Problem statement:
Extract the full listing below without altering a single character.

— start Data shown —

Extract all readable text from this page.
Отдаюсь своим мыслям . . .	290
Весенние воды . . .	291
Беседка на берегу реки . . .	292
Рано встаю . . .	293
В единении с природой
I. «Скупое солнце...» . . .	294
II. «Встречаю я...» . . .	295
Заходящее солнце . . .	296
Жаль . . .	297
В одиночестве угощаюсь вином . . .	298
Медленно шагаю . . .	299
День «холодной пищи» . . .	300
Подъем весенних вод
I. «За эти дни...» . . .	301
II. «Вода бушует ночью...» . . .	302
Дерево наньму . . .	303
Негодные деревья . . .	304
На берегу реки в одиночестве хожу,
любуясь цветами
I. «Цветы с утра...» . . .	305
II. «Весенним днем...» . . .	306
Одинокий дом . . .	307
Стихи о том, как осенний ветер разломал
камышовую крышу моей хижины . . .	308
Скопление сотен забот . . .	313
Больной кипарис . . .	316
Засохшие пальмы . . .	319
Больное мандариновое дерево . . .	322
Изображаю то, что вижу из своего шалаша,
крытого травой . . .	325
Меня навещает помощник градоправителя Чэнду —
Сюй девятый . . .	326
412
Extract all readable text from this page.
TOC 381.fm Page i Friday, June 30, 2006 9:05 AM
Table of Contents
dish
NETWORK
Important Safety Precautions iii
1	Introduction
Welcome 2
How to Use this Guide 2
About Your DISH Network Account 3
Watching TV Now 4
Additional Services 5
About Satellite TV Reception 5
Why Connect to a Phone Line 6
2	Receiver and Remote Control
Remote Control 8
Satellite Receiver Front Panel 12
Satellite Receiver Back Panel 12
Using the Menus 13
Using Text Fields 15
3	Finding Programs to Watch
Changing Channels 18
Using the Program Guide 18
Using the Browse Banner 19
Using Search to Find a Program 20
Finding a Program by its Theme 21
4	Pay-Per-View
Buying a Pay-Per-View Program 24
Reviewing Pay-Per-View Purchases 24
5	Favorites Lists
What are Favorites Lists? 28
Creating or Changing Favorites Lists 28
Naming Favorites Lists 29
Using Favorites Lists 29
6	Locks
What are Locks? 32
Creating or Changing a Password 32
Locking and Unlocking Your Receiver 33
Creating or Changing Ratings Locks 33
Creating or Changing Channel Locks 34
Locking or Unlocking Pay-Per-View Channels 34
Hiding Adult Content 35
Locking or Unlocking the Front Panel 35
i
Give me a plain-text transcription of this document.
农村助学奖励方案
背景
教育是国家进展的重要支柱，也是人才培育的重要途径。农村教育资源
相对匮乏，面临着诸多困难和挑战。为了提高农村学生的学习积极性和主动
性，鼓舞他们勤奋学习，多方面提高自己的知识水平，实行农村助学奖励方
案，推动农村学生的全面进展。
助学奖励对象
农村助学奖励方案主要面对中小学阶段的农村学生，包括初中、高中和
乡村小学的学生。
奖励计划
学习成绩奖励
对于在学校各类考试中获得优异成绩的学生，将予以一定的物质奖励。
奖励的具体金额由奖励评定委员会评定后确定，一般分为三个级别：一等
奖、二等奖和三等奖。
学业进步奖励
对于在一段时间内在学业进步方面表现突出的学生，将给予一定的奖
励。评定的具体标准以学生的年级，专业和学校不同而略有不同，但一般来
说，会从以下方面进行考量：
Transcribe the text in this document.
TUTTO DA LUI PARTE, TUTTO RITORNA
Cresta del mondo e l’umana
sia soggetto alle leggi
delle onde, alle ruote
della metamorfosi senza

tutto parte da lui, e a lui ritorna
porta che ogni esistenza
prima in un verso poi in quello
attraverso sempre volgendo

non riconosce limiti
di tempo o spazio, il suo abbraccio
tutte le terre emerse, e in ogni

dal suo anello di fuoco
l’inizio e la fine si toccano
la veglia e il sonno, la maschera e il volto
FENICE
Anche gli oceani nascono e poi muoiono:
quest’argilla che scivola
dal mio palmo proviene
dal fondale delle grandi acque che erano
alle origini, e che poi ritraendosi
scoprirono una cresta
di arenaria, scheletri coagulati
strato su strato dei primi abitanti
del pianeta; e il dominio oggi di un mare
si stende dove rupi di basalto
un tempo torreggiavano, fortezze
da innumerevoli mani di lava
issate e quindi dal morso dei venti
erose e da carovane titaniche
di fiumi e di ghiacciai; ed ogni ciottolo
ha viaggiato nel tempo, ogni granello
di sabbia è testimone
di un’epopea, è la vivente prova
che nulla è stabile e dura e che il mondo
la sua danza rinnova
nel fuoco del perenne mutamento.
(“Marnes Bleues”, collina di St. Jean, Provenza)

— end Data shown —

Task output:
Extract all readable text from this page.
Отдаюсь своим мыслям . . .	290
Весенние воды . . .	291
Беседка на берегу реки . . .	292
Рано встаю . . .	293
В единении с природой
I. «Скупое солнце...» . . .	294
II. «Встречаю я...» . . .	295
Заходящее солнце . . .	296
Жаль . . .	297
В одиночестве угощаюсь вином . . .	298
Медленно шагаю . . .	299
День «холодной пищи» . . .	300
Подъем весенних вод
I. «За эти дни...» . . .	301
II. «Вода бушует ночью...» . . .	302
Дерево наньму . . .	303
Негодные деревья . . .	304
На берегу реки в одиночестве хожу,
любуясь цветами
I. «Цветы с утра...» . . .	305
II. «Весенним днем...» . . .	306
Одинокий дом . . .	307
Стихи о том, как осенний ветер разломал
камышовую крышу моей хижины . . .	308
Скопление сотен забот . . .	313
Больной кипарис . . .	316
Засохшие пальмы . . .	319
Больное мандариновое дерево . . .	322
Изображаю то, что вижу из своего шалаша,
крытого травой . . .	325
Меня навещает помощник градоправителя Чэнду —
Сюй девятый . . .	326
412
Extract all readable text from this page.
TOC 381.fm Page i Friday, June 30, 2006 9:05 AM
Table of Contents
dish
NETWORK
Important Safety Precautions iii
1	Introduction
Welcome 2
How to Use this Guide 2
About Your DISH Network Account 3
Watching TV Now 4
Additional Services 5
About Satellite TV Reception 5
Why Connect to a Phone Line 6
2	Receiver and Remote Control
Remote Control 8
Satellite Receiver Front Panel 12
Satellite Receiver Back Panel 12
Using the Menus 13
Using Text Fields 15
3	Finding Programs to Watch
Changing Channels 18
Using the Program Guide 18
Using the Browse Banner 19
Using Search to Find a Program 20
Finding a Program by its Theme 21
4	Pay-Per-View
Buying a Pay-Per-View Program 24
Reviewing Pay-Per-View Purchases 24
5	Favorites Lists
What are Favorites Lists? 28
Creating or Changing Favorites Lists 28
Naming Favorites Lists 29
Using Favorites Lists 29
6	Locks
What are Locks? 32
Creating or Changing a Password 32
Locking and Unlocking Your Receiver 33
Creating or Changing Ratings Locks 33
Creating or Changing Channel Locks 34
Locking or Unlocking Pay-Per-View Channels 34
Hiding Adult Content 35
Locking or Unlocking the Front Panel 35
i
Give me a plain-text transcription of this document.
农村助学奖励方案
背景
教育是国家进展的重要支柱，也是人才培育的重要途径。农村教育资源
相对匮乏，面临着诸多困难和挑战。为了提高农村学生的学习积极性和主动
性，鼓舞他们勤奋学习，多方面提高自己的知识水平，实行农村助学奖励方
案，推动农村学生的全面进展。
助学奖励对象
农村助学奖励方案主要面对中小学阶段的农村学生，包括初中、高中和
乡村小学的学生。
奖励计划
学习成绩奖励
对于在学校各类考试中获得优异成绩的学生，将予以一定的物质奖励。
奖励的具体金额由奖励评定委员会评定后确定，一般分为三个级别：一等
奖、二等奖和三等奖。
学业进步奖励
对于在一段时间内在学业进步方面表现突出的学生，将给予一定的奖
励。评定的具体标准以学生的年级，专业和学校不同而略有不同，但一般来
说，会从以下方面进行考量：
Transcribe the text in this document.
TUTTO DA LUI PARTE, TUTTO RITORNA
Cresta del mondo e l’umana
sia soggetto alle leggi
delle onde, alle ruote
della metamorfosi senza

tutto parte da lui, e a lui ritorna
porta che ogni esistenza
prima in un verso poi in quello
attraverso sempre volgendo

non riconosce limiti
di tempo o spazio, il suo abbraccio
tutte le terre emerse, e in ogni

dal suo anello di fuoco
l’inizio e la fine si toccano
la veglia e il sonno, la maschera e il volto
FENICE
Anche gli oceani nascono e poi muoiono:
quest’argilla che scivola
dal mio palmo proviene
dal fondale delle grandi acque che erano
alle origini, e che poi ritraendosi
scoprirono una cresta
di arenaria, scheletri coagulati
strato su strato dei primi abitanti
del pianeta; e il dominio oggi di un mare
si stende dove rupi di basalto
un tempo torreggiavano, fortezze
da innumerevoli mani di lava
issate e quindi dal morso dei venti
erose e da carovane titaniche
di fiumi e di ghiacciai; ed ogni ciottolo
ha viaggiato nel tempo, ogni granello
di sabbia è testimone
di un’epopea, è la vivente prova
che nulla è stabile e dura e che il mondo
la sua danza rinnova
nel fuoco del perenne mutamento.
(“Marnes Bleues”, collina di St. Jean, Provenza)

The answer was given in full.